Entries from a visual dataset >>
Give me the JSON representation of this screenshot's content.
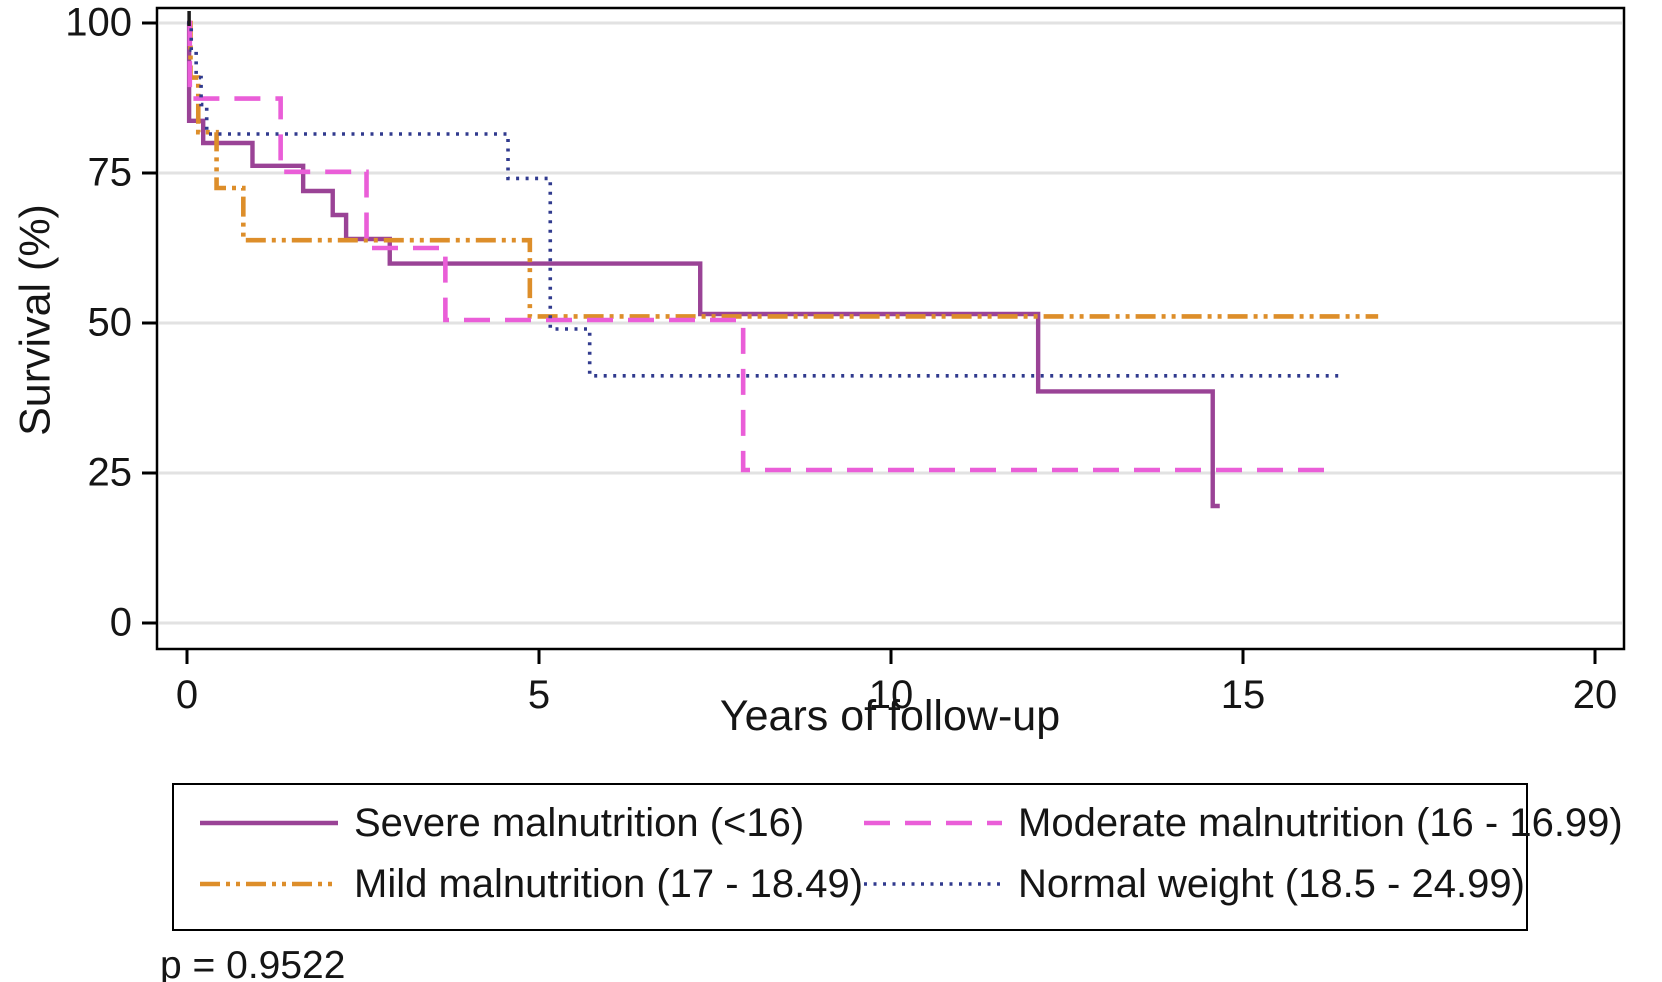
{
  "p_value": "p = 0.9522",
  "chart_data": {
    "type": "line",
    "subtype": "kaplan-meier-step",
    "title": "",
    "xlabel": "Years of follow-up",
    "ylabel": "Survival (%)",
    "xlim": [
      0,
      20
    ],
    "ylim": [
      0,
      100
    ],
    "x_ticks": [
      0,
      5,
      10,
      15,
      20
    ],
    "y_ticks": [
      0,
      25,
      50,
      75,
      100
    ],
    "grid": true,
    "legend_position": "bottom",
    "origin_marker": {
      "time": 0.03,
      "value": 100
    },
    "series": [
      {
        "name": "Severe malnutrition (<16)",
        "color": "#9a4396",
        "style": "solid",
        "width": 4.4,
        "steps": [
          [
            0,
            100
          ],
          [
            0.03,
            83.7
          ],
          [
            0.23,
            80.0
          ],
          [
            0.93,
            76.2
          ],
          [
            1.65,
            72.0
          ],
          [
            2.07,
            68.0
          ],
          [
            2.26,
            64.0
          ],
          [
            2.88,
            59.9
          ],
          [
            7.29,
            51.5
          ],
          [
            12.09,
            38.6
          ],
          [
            14.57,
            19.5
          ]
        ],
        "end_time": 14.67
      },
      {
        "name": "Mild malnutrition (17 - 18.49)",
        "color": "#dd8e2a",
        "style": "dash-dot-dot",
        "width": 4.6,
        "steps": [
          [
            0,
            100
          ],
          [
            0.05,
            90.9
          ],
          [
            0.16,
            81.8
          ],
          [
            0.42,
            72.5
          ],
          [
            0.8,
            63.8
          ],
          [
            4.87,
            51.1
          ]
        ],
        "end_time": 16.92
      },
      {
        "name": "Moderate malnutrition (16 - 16.99)",
        "color": "#ea5ed8",
        "style": "long-dash",
        "width": 4.6,
        "steps": [
          [
            0,
            100
          ],
          [
            0.04,
            87.4
          ],
          [
            1.33,
            75.2
          ],
          [
            2.55,
            62.5
          ],
          [
            3.67,
            50.5
          ],
          [
            7.9,
            25.5
          ]
        ],
        "end_time": 16.19
      },
      {
        "name": "Normal weight (18.5 - 24.99)",
        "color": "#303a8e",
        "style": "dotted",
        "width": 3.6,
        "steps": [
          [
            0,
            100
          ],
          [
            0.06,
            95.5
          ],
          [
            0.13,
            90.9
          ],
          [
            0.2,
            86.4
          ],
          [
            0.28,
            81.5
          ],
          [
            4.56,
            74.1
          ],
          [
            5.16,
            49.0
          ],
          [
            5.72,
            41.2
          ]
        ],
        "end_time": 16.38
      }
    ],
    "legend": [
      {
        "label": "Severe malnutrition (<16)",
        "series_index": 0
      },
      {
        "label": "Moderate malnutrition (16 - 16.99)",
        "series_index": 2
      },
      {
        "label": "Mild malnutrition (17 - 18.49)",
        "series_index": 1
      },
      {
        "label": "Normal weight (18.5 - 24.99)",
        "series_index": 3
      }
    ],
    "colors": {
      "severe": "#9a4396",
      "moderate": "#ea5ed8",
      "mild": "#dd8e2a",
      "normal": "#303a8e",
      "gridline": "#e2e2e2",
      "axis": "#000000"
    }
  }
}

Written task >>
Transcribe all the lines above exactly, apart from the pictures.

Output for this task >>
Give me the JSON representation of this screenshot's content.
{
  "p_value": "p = 0.9522",
  "chart_data": {
    "type": "line",
    "subtype": "kaplan-meier-step",
    "title": "",
    "xlabel": "Years of follow-up",
    "ylabel": "Survival (%)",
    "xlim": [
      0,
      20
    ],
    "ylim": [
      0,
      100
    ],
    "x_ticks": [
      0,
      5,
      10,
      15,
      20
    ],
    "y_ticks": [
      0,
      25,
      50,
      75,
      100
    ],
    "grid": true,
    "legend_position": "bottom",
    "origin_marker": {
      "time": 0.03,
      "value": 100
    },
    "series": [
      {
        "name": "Severe malnutrition (<16)",
        "color": "#9a4396",
        "style": "solid",
        "width": 4.4,
        "steps": [
          [
            0,
            100
          ],
          [
            0.03,
            83.7
          ],
          [
            0.23,
            80.0
          ],
          [
            0.93,
            76.2
          ],
          [
            1.65,
            72.0
          ],
          [
            2.07,
            68.0
          ],
          [
            2.26,
            64.0
          ],
          [
            2.88,
            59.9
          ],
          [
            7.29,
            51.5
          ],
          [
            12.09,
            38.6
          ],
          [
            14.57,
            19.5
          ]
        ],
        "end_time": 14.67
      },
      {
        "name": "Mild malnutrition (17 - 18.49)",
        "color": "#dd8e2a",
        "style": "dash-dot-dot",
        "width": 4.6,
        "steps": [
          [
            0,
            100
          ],
          [
            0.05,
            90.9
          ],
          [
            0.16,
            81.8
          ],
          [
            0.42,
            72.5
          ],
          [
            0.8,
            63.8
          ],
          [
            4.87,
            51.1
          ]
        ],
        "end_time": 16.92
      },
      {
        "name": "Moderate malnutrition (16 - 16.99)",
        "color": "#ea5ed8",
        "style": "long-dash",
        "width": 4.6,
        "steps": [
          [
            0,
            100
          ],
          [
            0.04,
            87.4
          ],
          [
            1.33,
            75.2
          ],
          [
            2.55,
            62.5
          ],
          [
            3.67,
            50.5
          ],
          [
            7.9,
            25.5
          ]
        ],
        "end_time": 16.19
      },
      {
        "name": "Normal weight (18.5 - 24.99)",
        "color": "#303a8e",
        "style": "dotted",
        "width": 3.6,
        "steps": [
          [
            0,
            100
          ],
          [
            0.06,
            95.5
          ],
          [
            0.13,
            90.9
          ],
          [
            0.2,
            86.4
          ],
          [
            0.28,
            81.5
          ],
          [
            4.56,
            74.1
          ],
          [
            5.16,
            49.0
          ],
          [
            5.72,
            41.2
          ]
        ],
        "end_time": 16.38
      }
    ],
    "legend": [
      {
        "label": "Severe malnutrition (<16)",
        "series_index": 0
      },
      {
        "label": "Moderate malnutrition (16 - 16.99)",
        "series_index": 2
      },
      {
        "label": "Mild malnutrition (17 - 18.49)",
        "series_index": 1
      },
      {
        "label": "Normal weight (18.5 - 24.99)",
        "series_index": 3
      }
    ],
    "colors": {
      "severe": "#9a4396",
      "moderate": "#ea5ed8",
      "mild": "#dd8e2a",
      "normal": "#303a8e",
      "gridline": "#e2e2e2",
      "axis": "#000000"
    }
  }
}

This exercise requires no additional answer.